## Dataset entries on figures:
## Begin
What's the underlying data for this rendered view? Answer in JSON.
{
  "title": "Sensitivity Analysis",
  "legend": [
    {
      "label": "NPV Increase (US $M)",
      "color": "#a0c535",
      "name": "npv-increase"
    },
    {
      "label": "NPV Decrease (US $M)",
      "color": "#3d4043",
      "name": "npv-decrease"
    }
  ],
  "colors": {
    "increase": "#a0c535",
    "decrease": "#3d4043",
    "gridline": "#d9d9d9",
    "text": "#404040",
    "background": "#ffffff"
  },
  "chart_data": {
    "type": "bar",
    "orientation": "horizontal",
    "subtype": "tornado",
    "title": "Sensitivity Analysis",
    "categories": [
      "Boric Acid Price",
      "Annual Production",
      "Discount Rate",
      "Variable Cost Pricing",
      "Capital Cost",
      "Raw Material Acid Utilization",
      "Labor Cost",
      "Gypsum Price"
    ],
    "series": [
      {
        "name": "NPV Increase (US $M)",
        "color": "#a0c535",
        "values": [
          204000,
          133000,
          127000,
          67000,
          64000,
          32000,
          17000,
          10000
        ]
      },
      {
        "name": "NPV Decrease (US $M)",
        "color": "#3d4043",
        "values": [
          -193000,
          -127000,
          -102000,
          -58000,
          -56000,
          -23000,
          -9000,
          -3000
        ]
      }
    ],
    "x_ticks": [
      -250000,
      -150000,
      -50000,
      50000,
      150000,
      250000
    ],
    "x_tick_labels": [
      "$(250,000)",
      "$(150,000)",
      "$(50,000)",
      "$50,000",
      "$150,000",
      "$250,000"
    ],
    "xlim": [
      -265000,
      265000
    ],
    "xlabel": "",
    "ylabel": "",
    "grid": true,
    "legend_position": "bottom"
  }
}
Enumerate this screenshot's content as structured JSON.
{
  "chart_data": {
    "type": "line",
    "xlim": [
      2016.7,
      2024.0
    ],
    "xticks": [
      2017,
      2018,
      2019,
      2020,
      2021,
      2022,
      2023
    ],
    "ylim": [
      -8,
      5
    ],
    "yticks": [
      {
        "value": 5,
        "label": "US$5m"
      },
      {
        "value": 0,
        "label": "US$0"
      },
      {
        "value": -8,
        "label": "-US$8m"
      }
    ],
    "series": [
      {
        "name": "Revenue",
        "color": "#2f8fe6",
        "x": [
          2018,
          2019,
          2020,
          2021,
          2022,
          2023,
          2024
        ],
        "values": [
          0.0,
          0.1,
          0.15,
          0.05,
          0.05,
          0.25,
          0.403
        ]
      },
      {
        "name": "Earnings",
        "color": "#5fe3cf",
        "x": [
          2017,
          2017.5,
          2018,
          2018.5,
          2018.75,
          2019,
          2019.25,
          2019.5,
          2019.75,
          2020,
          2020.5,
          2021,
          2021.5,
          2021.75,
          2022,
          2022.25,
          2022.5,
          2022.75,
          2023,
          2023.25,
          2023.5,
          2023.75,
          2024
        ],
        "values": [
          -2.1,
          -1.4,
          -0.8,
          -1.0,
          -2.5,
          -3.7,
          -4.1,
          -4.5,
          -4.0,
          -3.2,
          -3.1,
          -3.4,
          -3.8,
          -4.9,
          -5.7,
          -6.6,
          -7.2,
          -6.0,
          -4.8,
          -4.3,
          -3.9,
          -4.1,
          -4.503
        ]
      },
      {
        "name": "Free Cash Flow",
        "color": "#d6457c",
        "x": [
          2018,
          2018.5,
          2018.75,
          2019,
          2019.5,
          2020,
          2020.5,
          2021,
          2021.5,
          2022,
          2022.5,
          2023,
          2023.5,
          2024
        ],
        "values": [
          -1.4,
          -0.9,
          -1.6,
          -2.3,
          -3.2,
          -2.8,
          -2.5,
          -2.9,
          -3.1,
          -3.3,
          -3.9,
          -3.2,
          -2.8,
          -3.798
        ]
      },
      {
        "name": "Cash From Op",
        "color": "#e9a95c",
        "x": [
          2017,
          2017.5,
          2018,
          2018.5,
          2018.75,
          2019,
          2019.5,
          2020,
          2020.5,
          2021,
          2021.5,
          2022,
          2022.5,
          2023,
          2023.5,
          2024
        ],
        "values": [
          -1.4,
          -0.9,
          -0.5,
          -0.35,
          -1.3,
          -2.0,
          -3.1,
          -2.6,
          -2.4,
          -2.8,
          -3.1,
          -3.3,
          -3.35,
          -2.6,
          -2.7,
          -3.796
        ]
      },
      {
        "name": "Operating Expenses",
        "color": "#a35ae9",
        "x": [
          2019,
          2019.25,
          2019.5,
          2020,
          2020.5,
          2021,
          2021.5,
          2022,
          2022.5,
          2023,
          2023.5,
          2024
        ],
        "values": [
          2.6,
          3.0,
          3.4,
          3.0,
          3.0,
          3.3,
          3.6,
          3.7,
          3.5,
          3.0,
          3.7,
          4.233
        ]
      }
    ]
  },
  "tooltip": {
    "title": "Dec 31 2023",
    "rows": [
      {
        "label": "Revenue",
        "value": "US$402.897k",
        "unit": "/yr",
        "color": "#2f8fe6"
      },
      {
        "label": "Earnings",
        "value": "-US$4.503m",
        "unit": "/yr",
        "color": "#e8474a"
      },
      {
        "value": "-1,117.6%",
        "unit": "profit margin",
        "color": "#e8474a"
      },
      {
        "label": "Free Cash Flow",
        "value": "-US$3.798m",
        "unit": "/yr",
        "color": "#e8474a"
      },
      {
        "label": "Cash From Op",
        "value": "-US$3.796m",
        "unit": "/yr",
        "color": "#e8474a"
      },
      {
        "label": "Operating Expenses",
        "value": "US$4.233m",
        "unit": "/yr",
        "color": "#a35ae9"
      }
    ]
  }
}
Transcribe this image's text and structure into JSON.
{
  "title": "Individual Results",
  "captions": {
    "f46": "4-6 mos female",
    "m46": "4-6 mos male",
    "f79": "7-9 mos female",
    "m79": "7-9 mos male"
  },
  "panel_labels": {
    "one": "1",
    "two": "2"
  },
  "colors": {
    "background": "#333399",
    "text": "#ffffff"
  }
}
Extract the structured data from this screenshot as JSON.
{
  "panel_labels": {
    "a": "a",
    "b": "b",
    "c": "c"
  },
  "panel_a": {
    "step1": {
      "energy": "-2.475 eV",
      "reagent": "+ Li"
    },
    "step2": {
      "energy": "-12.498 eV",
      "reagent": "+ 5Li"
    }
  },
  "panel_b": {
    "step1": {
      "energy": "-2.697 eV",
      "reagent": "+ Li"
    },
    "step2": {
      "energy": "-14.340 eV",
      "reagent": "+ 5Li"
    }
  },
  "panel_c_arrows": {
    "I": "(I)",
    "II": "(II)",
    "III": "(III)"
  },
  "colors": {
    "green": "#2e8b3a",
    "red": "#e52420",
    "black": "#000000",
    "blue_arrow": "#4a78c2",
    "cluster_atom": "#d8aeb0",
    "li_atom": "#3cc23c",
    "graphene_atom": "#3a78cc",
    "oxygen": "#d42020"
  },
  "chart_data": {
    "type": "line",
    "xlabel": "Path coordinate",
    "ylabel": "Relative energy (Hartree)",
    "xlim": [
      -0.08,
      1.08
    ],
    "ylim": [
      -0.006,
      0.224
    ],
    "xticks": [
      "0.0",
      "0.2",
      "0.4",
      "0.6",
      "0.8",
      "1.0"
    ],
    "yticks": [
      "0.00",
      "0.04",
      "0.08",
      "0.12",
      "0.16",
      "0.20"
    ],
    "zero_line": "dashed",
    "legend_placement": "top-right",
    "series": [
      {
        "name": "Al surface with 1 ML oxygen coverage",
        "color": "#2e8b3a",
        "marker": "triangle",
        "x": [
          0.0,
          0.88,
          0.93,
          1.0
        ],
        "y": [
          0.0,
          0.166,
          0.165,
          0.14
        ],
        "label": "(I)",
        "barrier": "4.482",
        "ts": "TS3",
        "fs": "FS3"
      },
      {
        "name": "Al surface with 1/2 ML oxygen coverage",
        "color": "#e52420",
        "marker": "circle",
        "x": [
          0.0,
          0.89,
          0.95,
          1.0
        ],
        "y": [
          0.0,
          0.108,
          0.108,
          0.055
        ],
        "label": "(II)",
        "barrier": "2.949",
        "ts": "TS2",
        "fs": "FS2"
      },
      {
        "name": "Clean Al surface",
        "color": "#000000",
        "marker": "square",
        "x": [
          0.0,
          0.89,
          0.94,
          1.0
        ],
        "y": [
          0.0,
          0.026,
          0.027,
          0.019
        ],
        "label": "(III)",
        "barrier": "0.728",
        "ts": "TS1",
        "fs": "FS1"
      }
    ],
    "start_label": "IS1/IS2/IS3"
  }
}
## End
## Your goal:
Pull out all lines from the entries above that include the word "coverage".

## Output for this task:
        "name": "Al surface with 1 ML oxygen coverage",
        "name": "Al surface with 1/2 ML oxygen coverage",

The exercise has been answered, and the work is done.